▸ OBJECTIVE:
Please give the listing again, word for word, with nothing left out.

▸ MATERIAL FOR THIS EXERCISE:
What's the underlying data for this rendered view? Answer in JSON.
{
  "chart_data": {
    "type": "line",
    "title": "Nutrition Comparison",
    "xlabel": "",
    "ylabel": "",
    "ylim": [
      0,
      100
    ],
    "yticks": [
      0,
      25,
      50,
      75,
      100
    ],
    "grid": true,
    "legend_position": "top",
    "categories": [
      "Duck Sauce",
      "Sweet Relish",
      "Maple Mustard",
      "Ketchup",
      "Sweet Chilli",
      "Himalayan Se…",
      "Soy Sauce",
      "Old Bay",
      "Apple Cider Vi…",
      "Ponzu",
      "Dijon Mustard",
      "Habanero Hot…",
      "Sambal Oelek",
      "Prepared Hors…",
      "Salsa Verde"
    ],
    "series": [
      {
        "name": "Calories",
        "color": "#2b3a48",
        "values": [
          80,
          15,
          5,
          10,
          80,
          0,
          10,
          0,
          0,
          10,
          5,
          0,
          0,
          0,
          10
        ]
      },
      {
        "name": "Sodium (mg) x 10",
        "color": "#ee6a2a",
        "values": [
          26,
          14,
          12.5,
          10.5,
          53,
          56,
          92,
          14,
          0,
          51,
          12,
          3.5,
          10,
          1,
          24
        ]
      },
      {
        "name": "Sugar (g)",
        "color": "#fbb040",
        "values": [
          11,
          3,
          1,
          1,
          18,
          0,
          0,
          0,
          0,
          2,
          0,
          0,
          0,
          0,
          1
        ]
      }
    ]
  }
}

▸ WRITTEN ANSWER:
What's the underlying data for this rendered view? Answer in JSON.
{
  "chart_data": {
    "type": "line",
    "title": "Nutrition Comparison",
    "xlabel": "",
    "ylabel": "",
    "ylim": [
      0,
      100
    ],
    "yticks": [
      0,
      25,
      50,
      75,
      100
    ],
    "grid": true,
    "legend_position": "top",
    "categories": [
      "Duck Sauce",
      "Sweet Relish",
      "Maple Mustard",
      "Ketchup",
      "Sweet Chilli",
      "Himalayan Se…",
      "Soy Sauce",
      "Old Bay",
      "Apple Cider Vi…",
      "Ponzu",
      "Dijon Mustard",
      "Habanero Hot…",
      "Sambal Oelek",
      "Prepared Hors…",
      "Salsa Verde"
    ],
    "series": [
      {
        "name": "Calories",
        "color": "#2b3a48",
        "values": [
          80,
          15,
          5,
          10,
          80,
          0,
          10,
          0,
          0,
          10,
          5,
          0,
          0,
          0,
          10
        ]
      },
      {
        "name": "Sodium (mg) x 10",
        "color": "#ee6a2a",
        "values": [
          26,
          14,
          12.5,
          10.5,
          53,
          56,
          92,
          14,
          0,
          51,
          12,
          3.5,
          10,
          1,
          24
        ]
      },
      {
        "name": "Sugar (g)",
        "color": "#fbb040",
        "values": [
          11,
          3,
          1,
          1,
          18,
          0,
          0,
          0,
          0,
          2,
          0,
          0,
          0,
          0,
          1
        ]
      }
    ]
  }
}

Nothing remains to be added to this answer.